- Input data -
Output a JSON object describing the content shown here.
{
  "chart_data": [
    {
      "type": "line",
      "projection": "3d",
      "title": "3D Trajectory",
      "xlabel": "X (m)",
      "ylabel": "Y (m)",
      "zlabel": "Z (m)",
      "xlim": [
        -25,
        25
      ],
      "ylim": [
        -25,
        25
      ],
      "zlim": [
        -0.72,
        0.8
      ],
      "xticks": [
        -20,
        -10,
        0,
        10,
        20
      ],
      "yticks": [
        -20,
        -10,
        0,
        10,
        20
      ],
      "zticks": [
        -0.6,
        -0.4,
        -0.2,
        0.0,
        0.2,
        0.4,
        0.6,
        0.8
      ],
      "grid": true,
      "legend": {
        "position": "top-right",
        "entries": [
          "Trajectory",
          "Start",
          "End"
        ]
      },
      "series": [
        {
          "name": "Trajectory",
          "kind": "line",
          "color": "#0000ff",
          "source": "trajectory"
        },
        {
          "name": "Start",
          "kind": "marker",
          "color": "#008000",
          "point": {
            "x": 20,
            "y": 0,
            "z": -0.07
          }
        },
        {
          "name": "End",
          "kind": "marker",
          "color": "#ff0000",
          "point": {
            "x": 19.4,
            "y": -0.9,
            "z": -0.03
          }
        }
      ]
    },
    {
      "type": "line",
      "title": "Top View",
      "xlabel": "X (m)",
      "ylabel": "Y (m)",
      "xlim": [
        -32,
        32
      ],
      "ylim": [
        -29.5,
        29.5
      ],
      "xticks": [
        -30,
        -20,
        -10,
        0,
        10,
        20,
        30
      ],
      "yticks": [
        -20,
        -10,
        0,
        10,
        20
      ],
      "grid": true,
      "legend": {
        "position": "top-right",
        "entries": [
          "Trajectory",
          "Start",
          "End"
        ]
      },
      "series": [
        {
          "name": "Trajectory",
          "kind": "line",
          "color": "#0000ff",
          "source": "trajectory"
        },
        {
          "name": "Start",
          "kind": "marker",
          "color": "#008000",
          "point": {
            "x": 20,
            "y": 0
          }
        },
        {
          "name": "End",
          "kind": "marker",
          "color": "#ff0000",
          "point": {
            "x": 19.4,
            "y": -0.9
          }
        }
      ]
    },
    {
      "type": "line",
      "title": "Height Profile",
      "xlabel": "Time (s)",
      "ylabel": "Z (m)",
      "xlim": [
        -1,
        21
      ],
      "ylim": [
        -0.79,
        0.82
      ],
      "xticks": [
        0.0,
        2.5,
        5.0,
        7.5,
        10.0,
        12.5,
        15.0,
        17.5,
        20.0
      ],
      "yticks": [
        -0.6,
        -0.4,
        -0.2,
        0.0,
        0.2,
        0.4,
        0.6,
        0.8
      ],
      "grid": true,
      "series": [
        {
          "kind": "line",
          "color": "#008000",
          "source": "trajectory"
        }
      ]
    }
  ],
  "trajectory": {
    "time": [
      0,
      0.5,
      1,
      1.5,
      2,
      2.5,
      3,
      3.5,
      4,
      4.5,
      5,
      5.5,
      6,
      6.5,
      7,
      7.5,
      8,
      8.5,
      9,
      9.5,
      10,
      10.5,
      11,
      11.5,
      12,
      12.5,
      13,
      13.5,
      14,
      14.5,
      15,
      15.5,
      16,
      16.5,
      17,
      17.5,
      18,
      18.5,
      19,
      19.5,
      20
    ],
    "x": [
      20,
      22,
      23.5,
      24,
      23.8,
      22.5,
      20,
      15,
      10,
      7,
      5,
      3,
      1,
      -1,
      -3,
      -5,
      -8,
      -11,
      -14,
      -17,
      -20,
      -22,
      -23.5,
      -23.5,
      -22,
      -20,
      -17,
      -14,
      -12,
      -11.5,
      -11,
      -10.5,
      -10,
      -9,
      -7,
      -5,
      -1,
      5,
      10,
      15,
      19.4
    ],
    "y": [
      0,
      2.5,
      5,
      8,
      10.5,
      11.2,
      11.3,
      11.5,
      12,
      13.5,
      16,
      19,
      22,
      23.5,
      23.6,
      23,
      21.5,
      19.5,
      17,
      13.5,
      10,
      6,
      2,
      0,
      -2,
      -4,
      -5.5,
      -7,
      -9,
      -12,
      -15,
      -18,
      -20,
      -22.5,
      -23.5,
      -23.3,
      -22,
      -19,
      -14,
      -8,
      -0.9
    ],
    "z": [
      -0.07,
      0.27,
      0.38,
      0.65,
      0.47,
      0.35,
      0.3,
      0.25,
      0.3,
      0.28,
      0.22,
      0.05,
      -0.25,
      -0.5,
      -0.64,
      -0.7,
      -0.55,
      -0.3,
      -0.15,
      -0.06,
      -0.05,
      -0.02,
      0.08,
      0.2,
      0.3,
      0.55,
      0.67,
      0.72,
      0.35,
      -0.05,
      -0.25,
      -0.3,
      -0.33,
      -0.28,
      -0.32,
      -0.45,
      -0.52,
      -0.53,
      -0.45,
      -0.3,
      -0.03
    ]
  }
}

- Your instructions -
Retype the data in full and match it exactly.

- Output for this task -
Output a JSON object describing the content shown here.
{
  "chart_data": [
    {
      "type": "line",
      "projection": "3d",
      "title": "3D Trajectory",
      "xlabel": "X (m)",
      "ylabel": "Y (m)",
      "zlabel": "Z (m)",
      "xlim": [
        -25,
        25
      ],
      "ylim": [
        -25,
        25
      ],
      "zlim": [
        -0.72,
        0.8
      ],
      "xticks": [
        -20,
        -10,
        0,
        10,
        20
      ],
      "yticks": [
        -20,
        -10,
        0,
        10,
        20
      ],
      "zticks": [
        -0.6,
        -0.4,
        -0.2,
        0.0,
        0.2,
        0.4,
        0.6,
        0.8
      ],
      "grid": true,
      "legend": {
        "position": "top-right",
        "entries": [
          "Trajectory",
          "Start",
          "End"
        ]
      },
      "series": [
        {
          "name": "Trajectory",
          "kind": "line",
          "color": "#0000ff",
          "source": "trajectory"
        },
        {
          "name": "Start",
          "kind": "marker",
          "color": "#008000",
          "point": {
            "x": 20,
            "y": 0,
            "z": -0.07
          }
        },
        {
          "name": "End",
          "kind": "marker",
          "color": "#ff0000",
          "point": {
            "x": 19.4,
            "y": -0.9,
            "z": -0.03
          }
        }
      ]
    },
    {
      "type": "line",
      "title": "Top View",
      "xlabel": "X (m)",
      "ylabel": "Y (m)",
      "xlim": [
        -32,
        32
      ],
      "ylim": [
        -29.5,
        29.5
      ],
      "xticks": [
        -30,
        -20,
        -10,
        0,
        10,
        20,
        30
      ],
      "yticks": [
        -20,
        -10,
        0,
        10,
        20
      ],
      "grid": true,
      "legend": {
        "position": "top-right",
        "entries": [
          "Trajectory",
          "Start",
          "End"
        ]
      },
      "series": [
        {
          "name": "Trajectory",
          "kind": "line",
          "color": "#0000ff",
          "source": "trajectory"
        },
        {
          "name": "Start",
          "kind": "marker",
          "color": "#008000",
          "point": {
            "x": 20,
            "y": 0
          }
        },
        {
          "name": "End",
          "kind": "marker",
          "color": "#ff0000",
          "point": {
            "x": 19.4,
            "y": -0.9
          }
        }
      ]
    },
    {
      "type": "line",
      "title": "Height Profile",
      "xlabel": "Time (s)",
      "ylabel": "Z (m)",
      "xlim": [
        -1,
        21
      ],
      "ylim": [
        -0.79,
        0.82
      ],
      "xticks": [
        0.0,
        2.5,
        5.0,
        7.5,
        10.0,
        12.5,
        15.0,
        17.5,
        20.0
      ],
      "yticks": [
        -0.6,
        -0.4,
        -0.2,
        0.0,
        0.2,
        0.4,
        0.6,
        0.8
      ],
      "grid": true,
      "series": [
        {
          "kind": "line",
          "color": "#008000",
          "source": "trajectory"
        }
      ]
    }
  ],
  "trajectory": {
    "time": [
      0,
      0.5,
      1,
      1.5,
      2,
      2.5,
      3,
      3.5,
      4,
      4.5,
      5,
      5.5,
      6,
      6.5,
      7,
      7.5,
      8,
      8.5,
      9,
      9.5,
      10,
      10.5,
      11,
      11.5,
      12,
      12.5,
      13,
      13.5,
      14,
      14.5,
      15,
      15.5,
      16,
      16.5,
      17,
      17.5,
      18,
      18.5,
      19,
      19.5,
      20
    ],
    "x": [
      20,
      22,
      23.5,
      24,
      23.8,
      22.5,
      20,
      15,
      10,
      7,
      5,
      3,
      1,
      -1,
      -3,
      -5,
      -8,
      -11,
      -14,
      -17,
      -20,
      -22,
      -23.5,
      -23.5,
      -22,
      -20,
      -17,
      -14,
      -12,
      -11.5,
      -11,
      -10.5,
      -10,
      -9,
      -7,
      -5,
      -1,
      5,
      10,
      15,
      19.4
    ],
    "y": [
      0,
      2.5,
      5,
      8,
      10.5,
      11.2,
      11.3,
      11.5,
      12,
      13.5,
      16,
      19,
      22,
      23.5,
      23.6,
      23,
      21.5,
      19.5,
      17,
      13.5,
      10,
      6,
      2,
      0,
      -2,
      -4,
      -5.5,
      -7,
      -9,
      -12,
      -15,
      -18,
      -20,
      -22.5,
      -23.5,
      -23.3,
      -22,
      -19,
      -14,
      -8,
      -0.9
    ],
    "z": [
      -0.07,
      0.27,
      0.38,
      0.65,
      0.47,
      0.35,
      0.3,
      0.25,
      0.3,
      0.28,
      0.22,
      0.05,
      -0.25,
      -0.5,
      -0.64,
      -0.7,
      -0.55,
      -0.3,
      -0.15,
      -0.06,
      -0.05,
      -0.02,
      0.08,
      0.2,
      0.3,
      0.55,
      0.67,
      0.72,
      0.35,
      -0.05,
      -0.25,
      -0.3,
      -0.33,
      -0.28,
      -0.32,
      -0.45,
      -0.52,
      -0.53,
      -0.45,
      -0.3,
      -0.03
    ]
  }
}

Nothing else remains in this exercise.